#### [Extracted records]
┄┄┄┄┄┄
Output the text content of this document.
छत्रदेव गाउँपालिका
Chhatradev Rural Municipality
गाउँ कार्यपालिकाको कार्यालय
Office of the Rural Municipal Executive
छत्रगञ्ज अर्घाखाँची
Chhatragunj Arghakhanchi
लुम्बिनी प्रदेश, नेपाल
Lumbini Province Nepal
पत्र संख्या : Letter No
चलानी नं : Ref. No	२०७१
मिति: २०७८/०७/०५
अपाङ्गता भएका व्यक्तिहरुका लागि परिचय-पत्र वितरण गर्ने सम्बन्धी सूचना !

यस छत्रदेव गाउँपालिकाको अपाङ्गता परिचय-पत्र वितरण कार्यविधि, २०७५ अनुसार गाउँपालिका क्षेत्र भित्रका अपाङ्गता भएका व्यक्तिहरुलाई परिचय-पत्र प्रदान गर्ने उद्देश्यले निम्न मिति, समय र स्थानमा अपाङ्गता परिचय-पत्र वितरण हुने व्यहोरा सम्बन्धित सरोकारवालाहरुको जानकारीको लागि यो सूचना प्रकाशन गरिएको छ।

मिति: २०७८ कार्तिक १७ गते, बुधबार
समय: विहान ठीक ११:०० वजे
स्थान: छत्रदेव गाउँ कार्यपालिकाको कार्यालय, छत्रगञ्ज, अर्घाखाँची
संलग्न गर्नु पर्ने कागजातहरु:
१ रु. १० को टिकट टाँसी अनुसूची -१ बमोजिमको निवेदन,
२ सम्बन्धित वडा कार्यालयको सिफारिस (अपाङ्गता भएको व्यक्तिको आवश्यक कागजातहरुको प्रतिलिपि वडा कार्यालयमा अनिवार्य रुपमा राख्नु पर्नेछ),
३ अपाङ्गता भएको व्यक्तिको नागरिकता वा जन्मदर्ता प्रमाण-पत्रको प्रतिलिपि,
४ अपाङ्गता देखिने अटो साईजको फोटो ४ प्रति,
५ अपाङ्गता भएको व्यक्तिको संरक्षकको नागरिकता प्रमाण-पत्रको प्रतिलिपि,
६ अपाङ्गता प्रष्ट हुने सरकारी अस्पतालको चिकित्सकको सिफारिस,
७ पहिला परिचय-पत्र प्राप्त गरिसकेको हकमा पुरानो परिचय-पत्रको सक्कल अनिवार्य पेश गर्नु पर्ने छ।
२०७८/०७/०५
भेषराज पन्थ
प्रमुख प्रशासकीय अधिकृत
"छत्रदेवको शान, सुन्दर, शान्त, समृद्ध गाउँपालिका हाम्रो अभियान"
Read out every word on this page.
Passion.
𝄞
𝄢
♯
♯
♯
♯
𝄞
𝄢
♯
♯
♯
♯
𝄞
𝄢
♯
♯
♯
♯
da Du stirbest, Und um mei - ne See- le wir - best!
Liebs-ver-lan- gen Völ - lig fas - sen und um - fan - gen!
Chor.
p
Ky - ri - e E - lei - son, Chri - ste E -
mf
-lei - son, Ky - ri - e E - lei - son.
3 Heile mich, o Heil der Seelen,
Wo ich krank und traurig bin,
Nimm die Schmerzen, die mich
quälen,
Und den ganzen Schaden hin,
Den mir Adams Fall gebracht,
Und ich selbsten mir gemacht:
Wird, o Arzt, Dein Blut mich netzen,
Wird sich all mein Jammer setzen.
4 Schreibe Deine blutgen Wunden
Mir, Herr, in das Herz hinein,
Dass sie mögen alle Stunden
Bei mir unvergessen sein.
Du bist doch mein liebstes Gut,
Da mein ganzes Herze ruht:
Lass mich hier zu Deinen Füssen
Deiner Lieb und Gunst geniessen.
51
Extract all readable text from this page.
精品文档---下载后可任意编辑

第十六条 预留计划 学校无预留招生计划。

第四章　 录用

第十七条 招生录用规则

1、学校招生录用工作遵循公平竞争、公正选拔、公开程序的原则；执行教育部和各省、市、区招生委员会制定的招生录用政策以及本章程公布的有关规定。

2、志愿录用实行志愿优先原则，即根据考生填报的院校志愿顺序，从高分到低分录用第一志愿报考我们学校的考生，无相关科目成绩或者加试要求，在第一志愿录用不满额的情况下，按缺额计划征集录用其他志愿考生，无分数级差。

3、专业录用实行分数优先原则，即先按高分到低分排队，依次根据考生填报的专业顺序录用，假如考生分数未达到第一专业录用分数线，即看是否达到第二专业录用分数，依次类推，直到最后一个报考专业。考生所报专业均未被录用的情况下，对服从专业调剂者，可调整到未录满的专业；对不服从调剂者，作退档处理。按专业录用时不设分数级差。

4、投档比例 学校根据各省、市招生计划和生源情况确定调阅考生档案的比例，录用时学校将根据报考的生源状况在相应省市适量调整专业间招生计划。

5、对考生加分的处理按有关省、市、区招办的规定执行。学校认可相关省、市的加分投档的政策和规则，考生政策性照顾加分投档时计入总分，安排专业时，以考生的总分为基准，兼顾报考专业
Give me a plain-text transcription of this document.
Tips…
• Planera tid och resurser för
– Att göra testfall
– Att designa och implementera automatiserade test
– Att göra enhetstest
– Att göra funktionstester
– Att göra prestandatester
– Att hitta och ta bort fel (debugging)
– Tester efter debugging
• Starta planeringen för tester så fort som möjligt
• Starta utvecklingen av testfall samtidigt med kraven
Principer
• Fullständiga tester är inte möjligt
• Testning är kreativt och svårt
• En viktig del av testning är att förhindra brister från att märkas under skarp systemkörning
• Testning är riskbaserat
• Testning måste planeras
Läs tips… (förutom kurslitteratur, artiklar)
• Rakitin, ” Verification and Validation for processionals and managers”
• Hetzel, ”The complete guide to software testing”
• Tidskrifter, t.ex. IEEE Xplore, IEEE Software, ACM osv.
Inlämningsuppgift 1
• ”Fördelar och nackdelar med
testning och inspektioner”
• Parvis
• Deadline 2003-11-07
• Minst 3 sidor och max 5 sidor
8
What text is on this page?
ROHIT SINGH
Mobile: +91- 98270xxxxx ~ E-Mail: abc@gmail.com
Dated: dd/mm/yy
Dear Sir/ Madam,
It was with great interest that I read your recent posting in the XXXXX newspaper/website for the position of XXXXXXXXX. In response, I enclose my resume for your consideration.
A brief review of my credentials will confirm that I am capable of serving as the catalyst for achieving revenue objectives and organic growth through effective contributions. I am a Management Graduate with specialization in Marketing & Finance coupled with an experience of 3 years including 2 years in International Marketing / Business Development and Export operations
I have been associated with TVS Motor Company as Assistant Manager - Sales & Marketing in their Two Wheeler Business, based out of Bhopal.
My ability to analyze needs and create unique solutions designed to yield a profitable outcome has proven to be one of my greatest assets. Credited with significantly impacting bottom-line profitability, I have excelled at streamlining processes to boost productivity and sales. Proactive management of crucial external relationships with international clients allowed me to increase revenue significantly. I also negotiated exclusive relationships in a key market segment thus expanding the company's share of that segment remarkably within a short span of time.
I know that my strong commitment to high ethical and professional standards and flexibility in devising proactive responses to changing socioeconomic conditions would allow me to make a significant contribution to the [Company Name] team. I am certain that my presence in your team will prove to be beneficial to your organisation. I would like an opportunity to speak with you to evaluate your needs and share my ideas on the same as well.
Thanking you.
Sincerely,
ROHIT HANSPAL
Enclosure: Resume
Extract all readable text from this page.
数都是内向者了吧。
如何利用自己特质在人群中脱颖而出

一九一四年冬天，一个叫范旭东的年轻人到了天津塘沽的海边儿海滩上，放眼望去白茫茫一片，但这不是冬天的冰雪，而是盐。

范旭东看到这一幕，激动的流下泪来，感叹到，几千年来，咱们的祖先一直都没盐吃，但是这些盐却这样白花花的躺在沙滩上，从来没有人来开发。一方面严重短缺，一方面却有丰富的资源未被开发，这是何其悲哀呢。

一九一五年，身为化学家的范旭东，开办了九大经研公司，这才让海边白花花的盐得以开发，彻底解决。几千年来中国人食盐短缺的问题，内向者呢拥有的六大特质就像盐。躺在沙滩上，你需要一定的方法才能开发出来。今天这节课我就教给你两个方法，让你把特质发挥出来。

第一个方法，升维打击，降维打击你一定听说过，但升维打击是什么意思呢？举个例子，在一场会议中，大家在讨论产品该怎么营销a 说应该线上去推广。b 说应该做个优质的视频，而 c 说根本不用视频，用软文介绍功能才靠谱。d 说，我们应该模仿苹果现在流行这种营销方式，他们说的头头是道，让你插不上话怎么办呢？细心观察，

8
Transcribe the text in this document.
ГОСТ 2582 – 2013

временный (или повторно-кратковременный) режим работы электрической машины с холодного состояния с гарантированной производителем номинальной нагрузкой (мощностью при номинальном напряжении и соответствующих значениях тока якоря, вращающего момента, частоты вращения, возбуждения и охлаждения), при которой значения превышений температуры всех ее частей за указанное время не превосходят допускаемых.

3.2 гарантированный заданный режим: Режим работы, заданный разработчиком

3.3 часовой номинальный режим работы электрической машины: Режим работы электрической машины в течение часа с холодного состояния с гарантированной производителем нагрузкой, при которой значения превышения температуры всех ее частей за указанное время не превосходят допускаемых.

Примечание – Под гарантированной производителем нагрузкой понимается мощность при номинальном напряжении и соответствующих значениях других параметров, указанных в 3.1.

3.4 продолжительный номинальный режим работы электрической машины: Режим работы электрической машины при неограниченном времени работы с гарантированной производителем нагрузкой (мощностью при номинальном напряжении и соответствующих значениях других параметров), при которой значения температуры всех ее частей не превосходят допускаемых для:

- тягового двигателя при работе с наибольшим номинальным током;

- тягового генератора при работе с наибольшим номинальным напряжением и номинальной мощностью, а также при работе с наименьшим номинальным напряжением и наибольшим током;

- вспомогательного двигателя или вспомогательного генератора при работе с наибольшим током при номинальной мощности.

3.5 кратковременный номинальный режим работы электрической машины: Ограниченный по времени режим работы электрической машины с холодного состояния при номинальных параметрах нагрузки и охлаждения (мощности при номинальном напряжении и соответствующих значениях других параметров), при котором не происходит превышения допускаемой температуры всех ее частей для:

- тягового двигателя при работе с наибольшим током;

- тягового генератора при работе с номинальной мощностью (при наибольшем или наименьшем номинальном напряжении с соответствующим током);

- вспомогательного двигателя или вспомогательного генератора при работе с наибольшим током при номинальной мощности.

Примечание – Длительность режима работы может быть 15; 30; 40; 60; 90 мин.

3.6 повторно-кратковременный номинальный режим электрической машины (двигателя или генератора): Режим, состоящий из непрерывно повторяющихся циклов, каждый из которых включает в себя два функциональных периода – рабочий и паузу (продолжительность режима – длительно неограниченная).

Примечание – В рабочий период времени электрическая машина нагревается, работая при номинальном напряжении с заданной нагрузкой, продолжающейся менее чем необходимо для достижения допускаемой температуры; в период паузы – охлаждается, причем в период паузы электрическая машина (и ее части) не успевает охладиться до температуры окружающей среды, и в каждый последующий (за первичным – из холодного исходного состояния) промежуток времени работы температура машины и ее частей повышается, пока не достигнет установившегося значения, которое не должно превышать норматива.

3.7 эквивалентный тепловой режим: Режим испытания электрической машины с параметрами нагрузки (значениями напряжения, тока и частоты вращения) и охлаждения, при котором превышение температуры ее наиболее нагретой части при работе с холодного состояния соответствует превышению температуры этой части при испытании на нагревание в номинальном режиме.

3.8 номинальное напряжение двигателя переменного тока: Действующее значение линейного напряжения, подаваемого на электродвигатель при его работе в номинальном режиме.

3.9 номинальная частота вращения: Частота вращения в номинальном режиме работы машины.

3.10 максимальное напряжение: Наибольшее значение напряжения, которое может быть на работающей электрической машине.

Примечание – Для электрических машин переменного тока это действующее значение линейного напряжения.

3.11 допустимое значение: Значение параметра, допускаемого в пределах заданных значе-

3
┄┄┄┄┄┄
Search the records for the word "каждый", then list every line that has it.

3.6 повторно-кратковременный номинальный режим электрической машины (двигателя или генератора): Режим, состоящий из непрерывно повторяющихся циклов, каждый из которых включает в себя два функциональных периода – рабочий и паузу (продолжительность режима – длительно неограниченная).
Примечание – В рабочий период времени электрическая машина нагревается, работая при номинальном напряжении с заданной нагрузкой, продолжающейся менее чем необходимо для достижения допускаемой температуры; в период паузы – охлаждается, причем в период паузы электрическая машина (и ее части) не успевает охладиться до температуры окружающей среды, и в каждый последующий (за первичным – из холодного исходного состояния) промежуток времени работы температура машины и ее частей повышается, пока не достигнет установившегося значения, которое не должно превышать норматива.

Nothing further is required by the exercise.